- **Direction**:
Set down each entry exactly as given; pictures should not appear in the copy.
§ §
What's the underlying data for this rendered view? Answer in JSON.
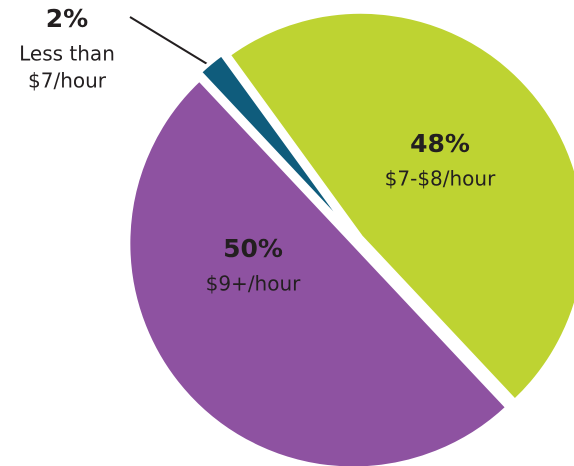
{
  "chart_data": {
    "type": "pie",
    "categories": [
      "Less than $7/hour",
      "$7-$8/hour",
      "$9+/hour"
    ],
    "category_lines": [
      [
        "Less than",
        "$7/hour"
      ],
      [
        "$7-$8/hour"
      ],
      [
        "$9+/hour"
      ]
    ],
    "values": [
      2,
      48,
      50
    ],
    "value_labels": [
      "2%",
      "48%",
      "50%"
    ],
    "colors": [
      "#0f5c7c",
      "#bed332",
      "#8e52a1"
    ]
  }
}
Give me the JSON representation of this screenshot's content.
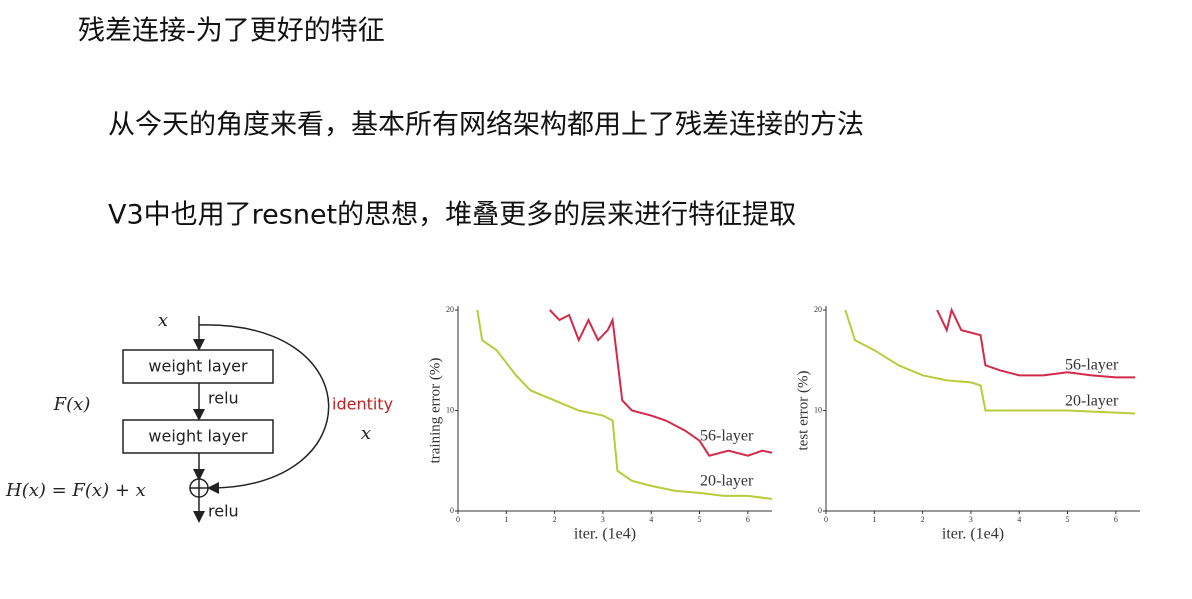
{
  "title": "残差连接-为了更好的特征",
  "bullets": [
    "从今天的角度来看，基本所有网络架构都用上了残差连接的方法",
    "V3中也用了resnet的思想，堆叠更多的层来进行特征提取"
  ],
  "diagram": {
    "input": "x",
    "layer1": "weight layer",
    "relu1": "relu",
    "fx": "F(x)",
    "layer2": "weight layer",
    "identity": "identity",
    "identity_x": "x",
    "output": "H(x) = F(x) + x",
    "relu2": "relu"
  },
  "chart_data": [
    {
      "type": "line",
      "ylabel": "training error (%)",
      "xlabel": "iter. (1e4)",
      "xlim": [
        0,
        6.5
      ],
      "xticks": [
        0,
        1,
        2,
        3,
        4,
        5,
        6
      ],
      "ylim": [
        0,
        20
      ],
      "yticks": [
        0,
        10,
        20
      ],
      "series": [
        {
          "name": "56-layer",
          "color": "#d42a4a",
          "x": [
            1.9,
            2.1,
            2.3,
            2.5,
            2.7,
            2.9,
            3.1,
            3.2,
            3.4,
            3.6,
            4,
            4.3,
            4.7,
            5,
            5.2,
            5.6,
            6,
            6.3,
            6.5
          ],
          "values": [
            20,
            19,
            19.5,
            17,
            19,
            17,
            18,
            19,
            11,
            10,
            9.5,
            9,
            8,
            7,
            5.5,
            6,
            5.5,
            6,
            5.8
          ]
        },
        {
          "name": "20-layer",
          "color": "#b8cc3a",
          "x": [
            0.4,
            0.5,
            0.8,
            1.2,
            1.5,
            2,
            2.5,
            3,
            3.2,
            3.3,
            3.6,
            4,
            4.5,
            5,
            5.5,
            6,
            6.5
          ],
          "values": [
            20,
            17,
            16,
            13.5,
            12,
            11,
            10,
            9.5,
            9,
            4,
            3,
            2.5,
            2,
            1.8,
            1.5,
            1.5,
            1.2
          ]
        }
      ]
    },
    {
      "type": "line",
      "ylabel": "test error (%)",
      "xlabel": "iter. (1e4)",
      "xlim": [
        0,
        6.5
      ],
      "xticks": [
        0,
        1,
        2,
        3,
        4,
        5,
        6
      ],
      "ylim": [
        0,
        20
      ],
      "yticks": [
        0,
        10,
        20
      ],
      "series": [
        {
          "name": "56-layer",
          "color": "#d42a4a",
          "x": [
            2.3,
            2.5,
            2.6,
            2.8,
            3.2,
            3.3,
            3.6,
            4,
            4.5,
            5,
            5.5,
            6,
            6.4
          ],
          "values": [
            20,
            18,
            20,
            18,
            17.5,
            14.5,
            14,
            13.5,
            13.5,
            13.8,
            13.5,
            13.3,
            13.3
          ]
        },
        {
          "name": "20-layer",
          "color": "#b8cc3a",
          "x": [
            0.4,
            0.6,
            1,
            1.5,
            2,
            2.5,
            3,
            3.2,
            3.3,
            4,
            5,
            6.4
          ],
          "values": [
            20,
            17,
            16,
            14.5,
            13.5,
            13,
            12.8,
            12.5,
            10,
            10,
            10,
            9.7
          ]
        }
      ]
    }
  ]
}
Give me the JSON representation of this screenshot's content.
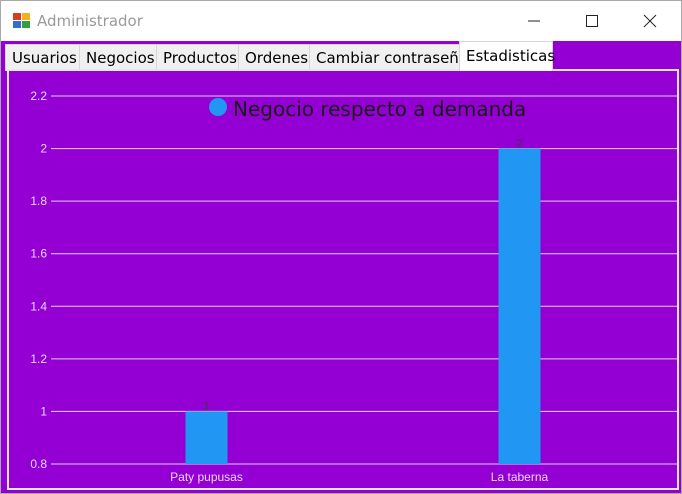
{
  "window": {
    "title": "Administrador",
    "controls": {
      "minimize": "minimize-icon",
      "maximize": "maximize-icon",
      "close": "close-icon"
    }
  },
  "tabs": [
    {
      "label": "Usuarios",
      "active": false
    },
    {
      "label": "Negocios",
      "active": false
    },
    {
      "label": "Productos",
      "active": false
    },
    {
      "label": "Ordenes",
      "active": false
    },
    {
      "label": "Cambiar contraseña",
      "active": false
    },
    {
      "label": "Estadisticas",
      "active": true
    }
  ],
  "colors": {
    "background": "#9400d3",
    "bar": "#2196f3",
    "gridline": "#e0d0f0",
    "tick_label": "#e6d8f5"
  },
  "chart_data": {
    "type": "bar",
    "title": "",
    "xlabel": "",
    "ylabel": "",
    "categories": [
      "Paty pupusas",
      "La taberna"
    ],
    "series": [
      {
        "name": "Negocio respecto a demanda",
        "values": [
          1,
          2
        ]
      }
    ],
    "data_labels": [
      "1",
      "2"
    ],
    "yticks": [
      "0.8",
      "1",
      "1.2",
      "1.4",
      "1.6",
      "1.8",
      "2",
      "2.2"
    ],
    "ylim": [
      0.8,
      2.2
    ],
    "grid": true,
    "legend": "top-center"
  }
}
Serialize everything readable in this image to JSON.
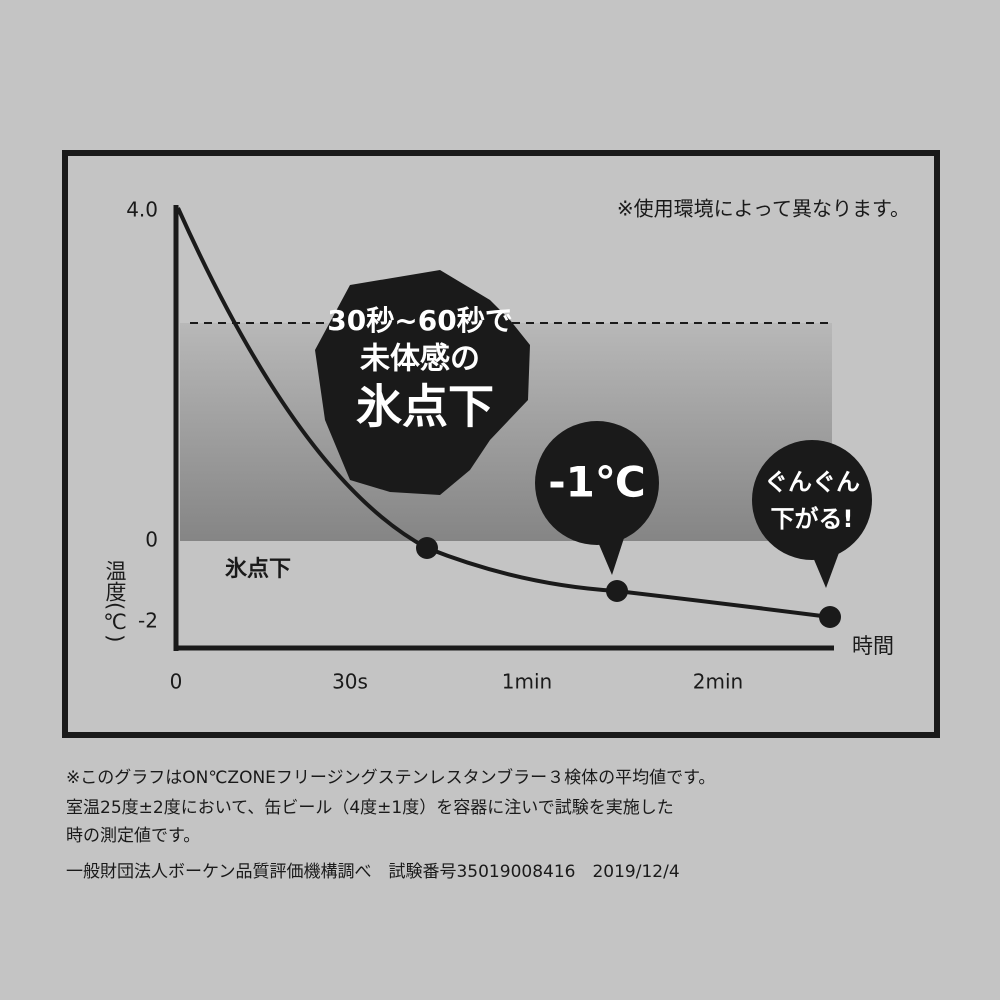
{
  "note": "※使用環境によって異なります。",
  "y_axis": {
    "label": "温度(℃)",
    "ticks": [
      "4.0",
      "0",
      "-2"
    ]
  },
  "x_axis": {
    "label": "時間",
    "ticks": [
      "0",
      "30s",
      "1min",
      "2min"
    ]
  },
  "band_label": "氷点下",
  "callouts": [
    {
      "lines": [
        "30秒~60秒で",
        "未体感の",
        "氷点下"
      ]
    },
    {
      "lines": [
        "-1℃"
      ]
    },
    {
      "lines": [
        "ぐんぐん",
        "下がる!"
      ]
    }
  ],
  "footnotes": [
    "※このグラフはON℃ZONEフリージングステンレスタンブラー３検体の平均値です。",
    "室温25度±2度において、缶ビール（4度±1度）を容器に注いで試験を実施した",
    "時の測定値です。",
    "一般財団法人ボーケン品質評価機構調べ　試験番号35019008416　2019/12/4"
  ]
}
§ §
- **Response**:
What's the underlying data for this rendered view? Answer in JSON.
{
  "chart_data": {
    "type": "pie",
    "categories": [
      "Less than $7/hour",
      "$7-$8/hour",
      "$9+/hour"
    ],
    "category_lines": [
      [
        "Less than",
        "$7/hour"
      ],
      [
        "$7-$8/hour"
      ],
      [
        "$9+/hour"
      ]
    ],
    "values": [
      2,
      48,
      50
    ],
    "value_labels": [
      "2%",
      "48%",
      "50%"
    ],
    "colors": [
      "#0f5c7c",
      "#bed332",
      "#8e52a1"
    ]
  }
}
Give me the JSON representation of this screenshot's content.
{
  "title": "残差连接-为了更好的特征",
  "bullets": [
    "从今天的角度来看，基本所有网络架构都用上了残差连接的方法",
    "V3中也用了resnet的思想，堆叠更多的层来进行特征提取"
  ],
  "diagram": {
    "input": "x",
    "layer1": "weight layer",
    "relu1": "relu",
    "fx": "F(x)",
    "layer2": "weight layer",
    "identity": "identity",
    "identity_x": "x",
    "output": "H(x) = F(x) + x",
    "relu2": "relu"
  },
  "chart_data": [
    {
      "type": "line",
      "ylabel": "training error (%)",
      "xlabel": "iter. (1e4)",
      "xlim": [
        0,
        6.5
      ],
      "xticks": [
        0,
        1,
        2,
        3,
        4,
        5,
        6
      ],
      "ylim": [
        0,
        20
      ],
      "yticks": [
        0,
        10,
        20
      ],
      "series": [
        {
          "name": "56-layer",
          "color": "#d42a4a",
          "x": [
            1.9,
            2.1,
            2.3,
            2.5,
            2.7,
            2.9,
            3.1,
            3.2,
            3.4,
            3.6,
            4,
            4.3,
            4.7,
            5,
            5.2,
            5.6,
            6,
            6.3,
            6.5
          ],
          "values": [
            20,
            19,
            19.5,
            17,
            19,
            17,
            18,
            19,
            11,
            10,
            9.5,
            9,
            8,
            7,
            5.5,
            6,
            5.5,
            6,
            5.8
          ]
        },
        {
          "name": "20-layer",
          "color": "#b8cc3a",
          "x": [
            0.4,
            0.5,
            0.8,
            1.2,
            1.5,
            2,
            2.5,
            3,
            3.2,
            3.3,
            3.6,
            4,
            4.5,
            5,
            5.5,
            6,
            6.5
          ],
          "values": [
            20,
            17,
            16,
            13.5,
            12,
            11,
            10,
            9.5,
            9,
            4,
            3,
            2.5,
            2,
            1.8,
            1.5,
            1.5,
            1.2
          ]
        }
      ]
    },
    {
      "type": "line",
      "ylabel": "test error (%)",
      "xlabel": "iter. (1e4)",
      "xlim": [
        0,
        6.5
      ],
      "xticks": [
        0,
        1,
        2,
        3,
        4,
        5,
        6
      ],
      "ylim": [
        0,
        20
      ],
      "yticks": [
        0,
        10,
        20
      ],
      "series": [
        {
          "name": "56-layer",
          "color": "#d42a4a",
          "x": [
            2.3,
            2.5,
            2.6,
            2.8,
            3.2,
            3.3,
            3.6,
            4,
            4.5,
            5,
            5.5,
            6,
            6.4
          ],
          "values": [
            20,
            18,
            20,
            18,
            17.5,
            14.5,
            14,
            13.5,
            13.5,
            13.8,
            13.5,
            13.3,
            13.3
          ]
        },
        {
          "name": "20-layer",
          "color": "#b8cc3a",
          "x": [
            0.4,
            0.6,
            1,
            1.5,
            2,
            2.5,
            3,
            3.2,
            3.3,
            4,
            5,
            6.4
          ],
          "values": [
            20,
            17,
            16,
            14.5,
            13.5,
            13,
            12.8,
            12.5,
            10,
            10,
            10,
            9.7
          ]
        }
      ]
    }
  ]
}
Give me the JSON representation of this screenshot's content.
{
  "window": {
    "title": "Administrador",
    "controls": {
      "minimize": "minimize-icon",
      "maximize": "maximize-icon",
      "close": "close-icon"
    }
  },
  "tabs": [
    {
      "label": "Usuarios",
      "active": false
    },
    {
      "label": "Negocios",
      "active": false
    },
    {
      "label": "Productos",
      "active": false
    },
    {
      "label": "Ordenes",
      "active": false
    },
    {
      "label": "Cambiar contraseña",
      "active": false
    },
    {
      "label": "Estadisticas",
      "active": true
    }
  ],
  "colors": {
    "background": "#9400d3",
    "bar": "#2196f3",
    "gridline": "#e0d0f0",
    "tick_label": "#e6d8f5"
  },
  "chart_data": {
    "type": "bar",
    "title": "",
    "xlabel": "",
    "ylabel": "",
    "categories": [
      "Paty pupusas",
      "La taberna"
    ],
    "series": [
      {
        "name": "Negocio respecto a demanda",
        "values": [
          1,
          2
        ]
      }
    ],
    "data_labels": [
      "1",
      "2"
    ],
    "yticks": [
      "0.8",
      "1",
      "1.2",
      "1.4",
      "1.6",
      "1.8",
      "2",
      "2.2"
    ],
    "ylim": [
      0.8,
      2.2
    ],
    "grid": true,
    "legend": "top-center"
  }
}
Serialize everything readable in this image to JSON.
{
  "note": "※使用環境によって異なります。",
  "y_axis": {
    "label": "温度(℃)",
    "ticks": [
      "4.0",
      "0",
      "-2"
    ]
  },
  "x_axis": {
    "label": "時間",
    "ticks": [
      "0",
      "30s",
      "1min",
      "2min"
    ]
  },
  "band_label": "氷点下",
  "callouts": [
    {
      "lines": [
        "30秒~60秒で",
        "未体感の",
        "氷点下"
      ]
    },
    {
      "lines": [
        "-1℃"
      ]
    },
    {
      "lines": [
        "ぐんぐん",
        "下がる!"
      ]
    }
  ],
  "footnotes": [
    "※このグラフはON℃ZONEフリージングステンレスタンブラー３検体の平均値です。",
    "室温25度±2度において、缶ビール（4度±1度）を容器に注いで試験を実施した",
    "時の測定値です。",
    "一般財団法人ボーケン品質評価機構調べ　試験番号35019008416　2019/12/4"
  ]
}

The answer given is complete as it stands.